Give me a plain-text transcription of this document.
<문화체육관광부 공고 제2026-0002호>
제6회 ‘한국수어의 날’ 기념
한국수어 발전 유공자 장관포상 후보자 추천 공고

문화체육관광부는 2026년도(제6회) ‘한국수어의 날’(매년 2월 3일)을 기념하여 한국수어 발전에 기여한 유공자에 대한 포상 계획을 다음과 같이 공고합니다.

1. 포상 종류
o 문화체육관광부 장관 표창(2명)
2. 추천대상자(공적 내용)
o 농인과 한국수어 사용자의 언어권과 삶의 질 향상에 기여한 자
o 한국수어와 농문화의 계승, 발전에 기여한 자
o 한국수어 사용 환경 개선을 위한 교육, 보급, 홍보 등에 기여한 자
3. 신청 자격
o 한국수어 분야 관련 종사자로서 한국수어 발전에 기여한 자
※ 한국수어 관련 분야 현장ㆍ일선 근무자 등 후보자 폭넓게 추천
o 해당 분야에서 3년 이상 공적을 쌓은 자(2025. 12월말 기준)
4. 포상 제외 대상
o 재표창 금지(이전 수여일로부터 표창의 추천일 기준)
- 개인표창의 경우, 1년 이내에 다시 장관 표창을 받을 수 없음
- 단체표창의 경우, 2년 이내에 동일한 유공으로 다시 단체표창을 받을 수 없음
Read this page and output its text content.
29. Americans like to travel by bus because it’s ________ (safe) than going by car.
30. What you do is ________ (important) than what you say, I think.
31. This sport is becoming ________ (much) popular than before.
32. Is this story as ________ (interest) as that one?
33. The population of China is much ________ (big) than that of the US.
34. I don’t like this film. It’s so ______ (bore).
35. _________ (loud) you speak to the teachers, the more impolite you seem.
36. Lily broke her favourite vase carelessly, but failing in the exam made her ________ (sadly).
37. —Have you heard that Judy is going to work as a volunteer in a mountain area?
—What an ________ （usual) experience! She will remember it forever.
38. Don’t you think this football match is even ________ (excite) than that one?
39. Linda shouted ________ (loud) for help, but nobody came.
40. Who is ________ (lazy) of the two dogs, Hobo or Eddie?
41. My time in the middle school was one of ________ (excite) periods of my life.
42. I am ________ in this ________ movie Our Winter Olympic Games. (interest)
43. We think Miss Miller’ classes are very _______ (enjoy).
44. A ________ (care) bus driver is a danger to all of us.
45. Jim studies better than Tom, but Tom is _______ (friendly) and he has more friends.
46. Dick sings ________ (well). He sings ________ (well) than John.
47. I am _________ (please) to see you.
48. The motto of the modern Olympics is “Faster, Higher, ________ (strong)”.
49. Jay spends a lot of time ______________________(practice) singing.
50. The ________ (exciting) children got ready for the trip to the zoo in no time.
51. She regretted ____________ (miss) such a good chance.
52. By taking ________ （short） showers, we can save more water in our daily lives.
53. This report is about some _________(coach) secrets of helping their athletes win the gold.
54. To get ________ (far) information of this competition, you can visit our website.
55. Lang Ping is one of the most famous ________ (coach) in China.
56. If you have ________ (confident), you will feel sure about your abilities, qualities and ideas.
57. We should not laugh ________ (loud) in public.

__Your objective__
Pick out each line that holds the string "China".

__Output of the task__
33. The population of China is much ________ (big) than that of the US.
55. Lang Ping is one of the most famous ________ (coach) in China.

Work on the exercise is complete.